### Prompt
Copy all lines below containing "Java로".

### Given information
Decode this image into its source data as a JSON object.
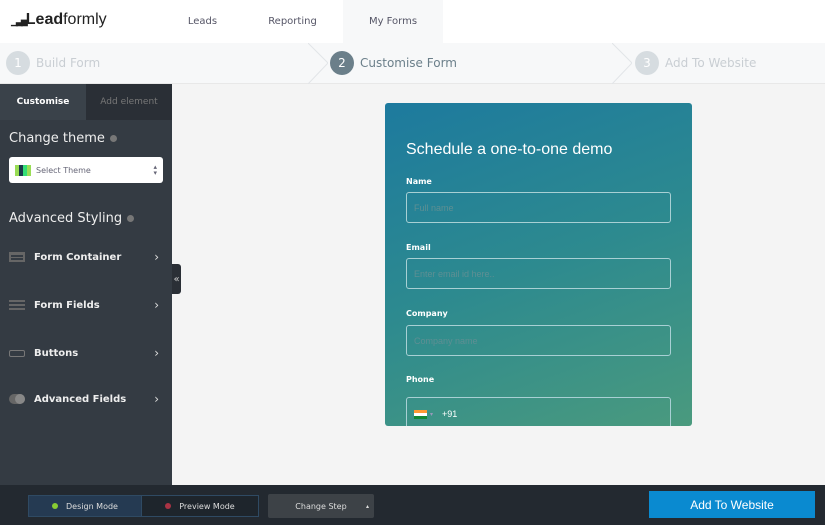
{
  "brand": {
    "logo_bold": "Lead",
    "logo_light": "formly"
  },
  "nav": [
    "Leads",
    "Reporting",
    "My Forms"
  ],
  "steps": [
    {
      "num": "1",
      "label": "Build Form"
    },
    {
      "num": "2",
      "label": "Customise Form"
    },
    {
      "num": "3",
      "label": "Add To Website"
    }
  ],
  "sidebar": {
    "tabs": [
      "Customise",
      "Add element"
    ],
    "change_theme": "Change theme",
    "theme_select": "Select Theme",
    "advanced_styling": "Advanced Styling",
    "items": [
      "Form Container",
      "Form Fields",
      "Buttons",
      "Advanced Fields"
    ]
  },
  "form": {
    "title": "Schedule a one-to-one demo",
    "fields": [
      {
        "label": "Name",
        "placeholder": "Full name"
      },
      {
        "label": "Email",
        "placeholder": "Enter email id here.."
      },
      {
        "label": "Company",
        "placeholder": "Company name"
      },
      {
        "label": "Phone",
        "value": "+91"
      }
    ]
  },
  "bottom": {
    "design_mode": "Design Mode",
    "preview_mode": "Preview Mode",
    "change_step": "Change Step",
    "add_to_website": "Add To Website"
  }
}
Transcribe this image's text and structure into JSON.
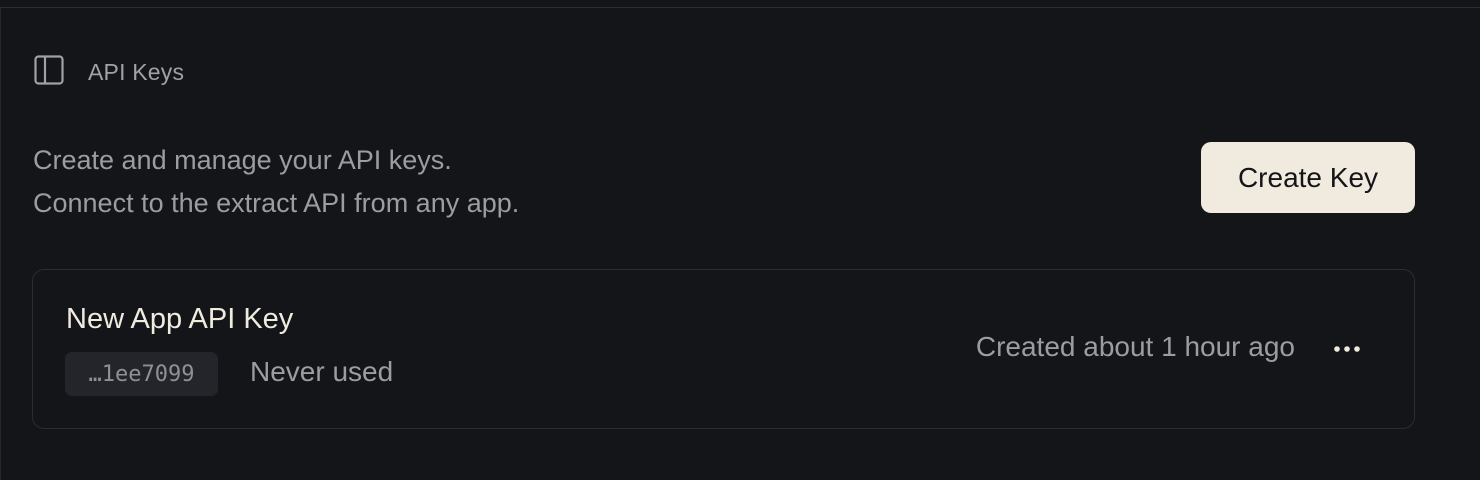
{
  "header": {
    "title": "API Keys",
    "toggle_icon": "sidebar-panel-icon"
  },
  "description": {
    "line1": "Create and manage your API keys.",
    "line2": "Connect to the extract API from any app."
  },
  "actions": {
    "create_label": "Create Key"
  },
  "keys": [
    {
      "name": "New App API Key",
      "masked": "…1ee7099",
      "usage": "Never used",
      "created": "Created about 1 hour ago",
      "menu_icon": "more-horizontal-icon"
    }
  ],
  "colors": {
    "background": "#141518",
    "border": "#2b2d32",
    "text_primary": "#f1ebdf",
    "text_muted": "#9b9da2",
    "button_bg": "#f1ebdf",
    "chip_bg": "#23252a"
  }
}
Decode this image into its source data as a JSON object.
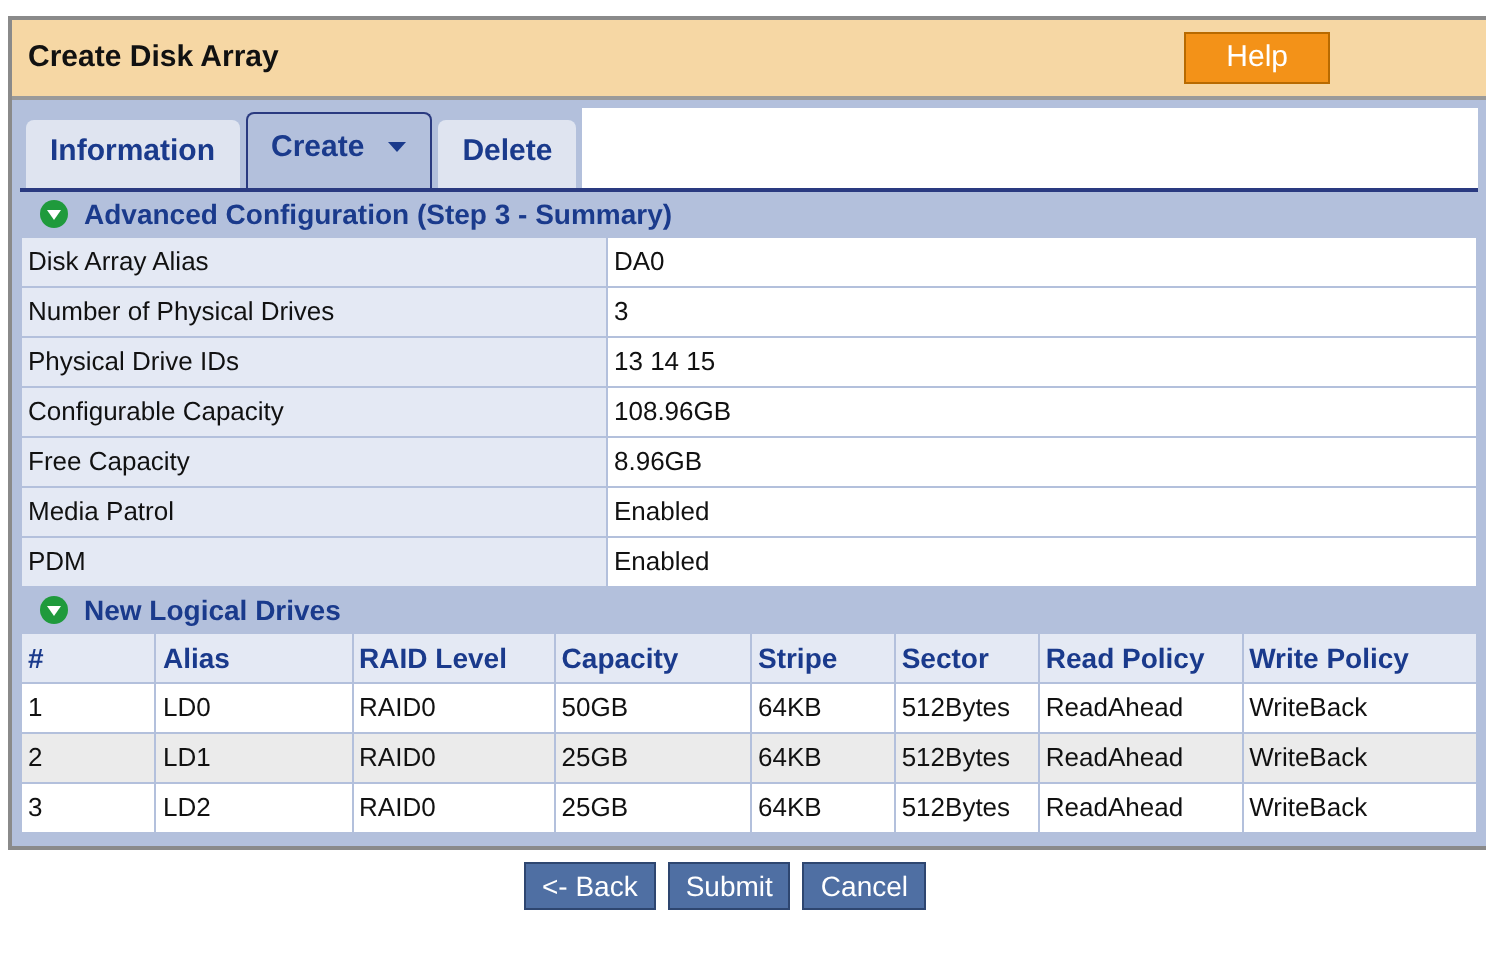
{
  "header": {
    "title": "Create Disk Array",
    "help": "Help"
  },
  "tabs": [
    {
      "label": "Information",
      "selected": false,
      "dropdown": false
    },
    {
      "label": "Create",
      "selected": true,
      "dropdown": true
    },
    {
      "label": "Delete",
      "selected": false,
      "dropdown": false
    }
  ],
  "summary": {
    "title": "Advanced Configuration (Step 3 - Summary)",
    "expanded": true,
    "rows": [
      {
        "label": "Disk Array Alias",
        "value": "DA0"
      },
      {
        "label": "Number of Physical Drives",
        "value": "3"
      },
      {
        "label": "Physical Drive IDs",
        "value": "13 14 15"
      },
      {
        "label": "Configurable Capacity",
        "value": "108.96GB"
      },
      {
        "label": "Free Capacity",
        "value": "8.96GB"
      },
      {
        "label": "Media Patrol",
        "value": "Enabled"
      },
      {
        "label": "PDM",
        "value": "Enabled"
      }
    ]
  },
  "logical_drives": {
    "title": "New Logical Drives",
    "expanded": true,
    "columns": [
      "#",
      "Alias",
      "RAID Level",
      "Capacity",
      "Stripe",
      "Sector",
      "Read Policy",
      "Write Policy"
    ],
    "rows": [
      [
        "1",
        "LD0",
        "RAID0",
        "50GB",
        "64KB",
        "512Bytes",
        "ReadAhead",
        "WriteBack"
      ],
      [
        "2",
        "LD1",
        "RAID0",
        "25GB",
        "64KB",
        "512Bytes",
        "ReadAhead",
        "WriteBack"
      ],
      [
        "3",
        "LD2",
        "RAID0",
        "25GB",
        "64KB",
        "512Bytes",
        "ReadAhead",
        "WriteBack"
      ]
    ]
  },
  "buttons": [
    "<- Back",
    "Submit",
    "Cancel"
  ]
}
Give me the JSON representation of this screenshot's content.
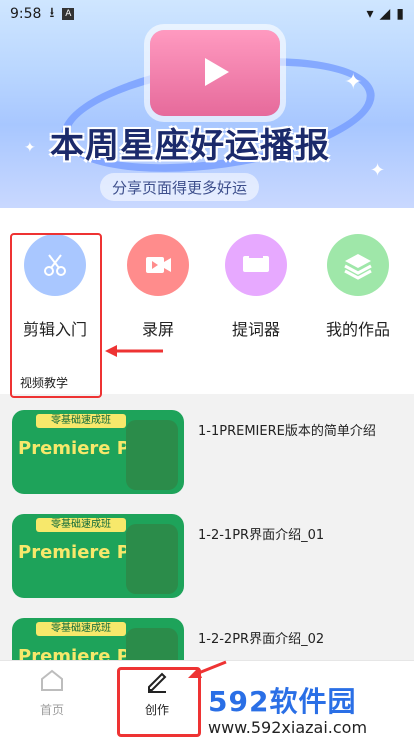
{
  "status": {
    "time": "9:58",
    "icons": [
      "download-icon",
      "a-badge-icon",
      "wifi-icon",
      "signal-icon",
      "battery-icon"
    ],
    "tag_letter": "A"
  },
  "banner": {
    "title": "本周星座好运播报",
    "subtitle": "分享页面得更多好运"
  },
  "menu": {
    "items": [
      {
        "label": "剪辑入门",
        "icon": "scissors-icon",
        "color": "#a9c7ff"
      },
      {
        "label": "录屏",
        "icon": "video-camera-icon",
        "color": "#ff8c8c"
      },
      {
        "label": "提词器",
        "icon": "monitor-icon",
        "color": "#e7a9ff"
      },
      {
        "label": "我的作品",
        "icon": "layers-icon",
        "color": "#9fe7a9"
      }
    ],
    "section_label": "视频教学"
  },
  "videos": [
    {
      "title": "1-1PREMIERE版本的简单介绍",
      "thumb_tag": "零基础速成班",
      "thumb_brand": "Premiere Pro."
    },
    {
      "title": "1-2-1PR界面介绍_01",
      "thumb_tag": "零基础速成班",
      "thumb_brand": "Premiere Pro."
    },
    {
      "title": "1-2-2PR界面介绍_02",
      "thumb_tag": "零基础速成班",
      "thumb_brand": "Premiere Pro."
    }
  ],
  "tabs": {
    "home": {
      "label": "首页",
      "icon": "home-icon"
    },
    "create": {
      "label": "创作",
      "icon": "pen-icon"
    }
  },
  "watermark": {
    "top": "592软件园",
    "bottom": "www.592xiazai.com"
  }
}
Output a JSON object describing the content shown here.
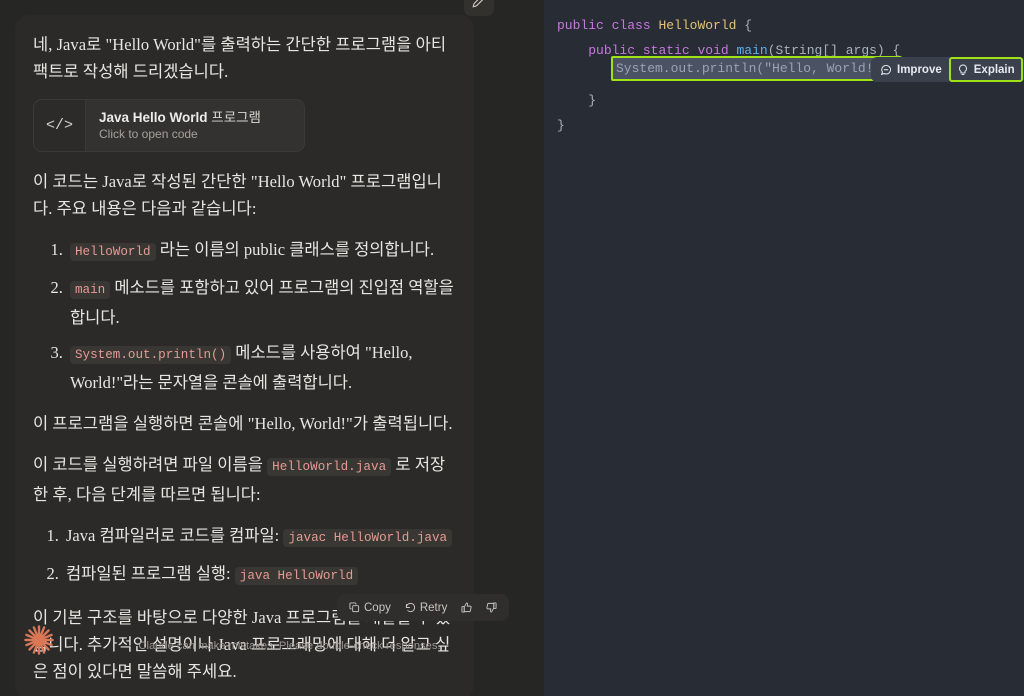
{
  "left_panel": {
    "edit_icon": "pencil-edit-icon",
    "message": {
      "paragraph_1": "네, Java로 \"Hello World\"를 출력하는 간단한 프로그램을 아티팩트로 작성해 드리겠습니다.",
      "artifact": {
        "icon": "code-brackets-icon",
        "title_bold": "Java Hello World",
        "title_rest": " 프로그램",
        "subtitle": "Click to open code"
      },
      "paragraph_2": "이 코드는 Java로 작성된 간단한 \"Hello World\" 프로그램입니다. 주요 내용은 다음과 같습니다:",
      "list_1": [
        {
          "code": "HelloWorld",
          "text_after": " 라는 이름의 public 클래스를 정의합니다."
        },
        {
          "code": "main",
          "text_after": " 메소드를 포함하고 있어 프로그램의 진입점 역할을 합니다."
        },
        {
          "code": "System.out.println()",
          "text_after": " 메소드를 사용하여 \"Hello, World!\"라는 문자열을 콘솔에 출력합니다."
        }
      ],
      "paragraph_3": "이 프로그램을 실행하면 콘솔에 \"Hello, World!\"가 출력됩니다.",
      "paragraph_4_pre": "이 코드를 실행하려면 파일 이름을 ",
      "paragraph_4_code": "HelloWorld.java",
      "paragraph_4_post": " 로 저장한 후, 다음 단계를 따르면 됩니다:",
      "list_2": [
        {
          "text_before": "Java 컴파일러로 코드를 컴파일: ",
          "code": "javac HelloWorld.java"
        },
        {
          "text_before": "컴파일된 프로그램 실행: ",
          "code": "java HelloWorld"
        }
      ],
      "paragraph_5": "이 기본 구조를 바탕으로 다양한 Java 프로그램을 개발할 수 있습니다. 추가적인 설명이나 Java 프로그래밍에 대해 더 알고 싶은 점이 있다면 말씀해 주세요."
    },
    "action_bar": {
      "copy_label": "Copy",
      "copy_icon": "copy-icon",
      "retry_label": "Retry",
      "retry_icon": "refresh-retry-icon",
      "thumbs_up_icon": "thumbs-up-icon",
      "thumbs_down_icon": "thumbs-down-icon"
    },
    "footer": {
      "logo_icon": "claude-starburst-logo",
      "disclaimer": "Claude can make mistakes. Please double-check responses."
    }
  },
  "code_panel": {
    "language": "java",
    "lines": {
      "l1_kw1": "public",
      "l1_kw2": "class",
      "l1_cls": "HelloWorld",
      "l1_brace": "{",
      "l2_kw1": "public",
      "l2_kw2": "static",
      "l2_kw3": "void",
      "l2_fn": "main",
      "l2_params": "(String[] args) {",
      "l3_selected": "System.out.println(\"Hello, World!\");",
      "l4_brace": "}",
      "l5_brace": "}"
    },
    "actions": [
      {
        "label": "Improve",
        "icon": "message-square-icon",
        "highlighted": false
      },
      {
        "label": "Explain",
        "icon": "lightbulb-icon",
        "highlighted": true
      }
    ]
  },
  "colors": {
    "chat_background": "#262624",
    "bubble_background": "#2b2a28",
    "code_background": "#282c34",
    "highlight_green": "#9fe316",
    "selection_gray": "#4b5263",
    "inline_code_text": "#e79a94",
    "claude_orange": "#d97757",
    "keyword_purple": "#c678dd",
    "class_yellow": "#e5c07b",
    "function_blue": "#61afef",
    "string_green": "#98c379"
  }
}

### Written solution
      "paragraph_1": "네, Java로 \"Hello World\"를 출력하는 간단한 프로그램을 아티팩트로 작성해 드리겠습니다.",
      "paragraph_2": "이 코드는 Java로 작성된 간단한 \"Hello World\" 프로그램입니다. 주요 내용은 다음과 같습니다:",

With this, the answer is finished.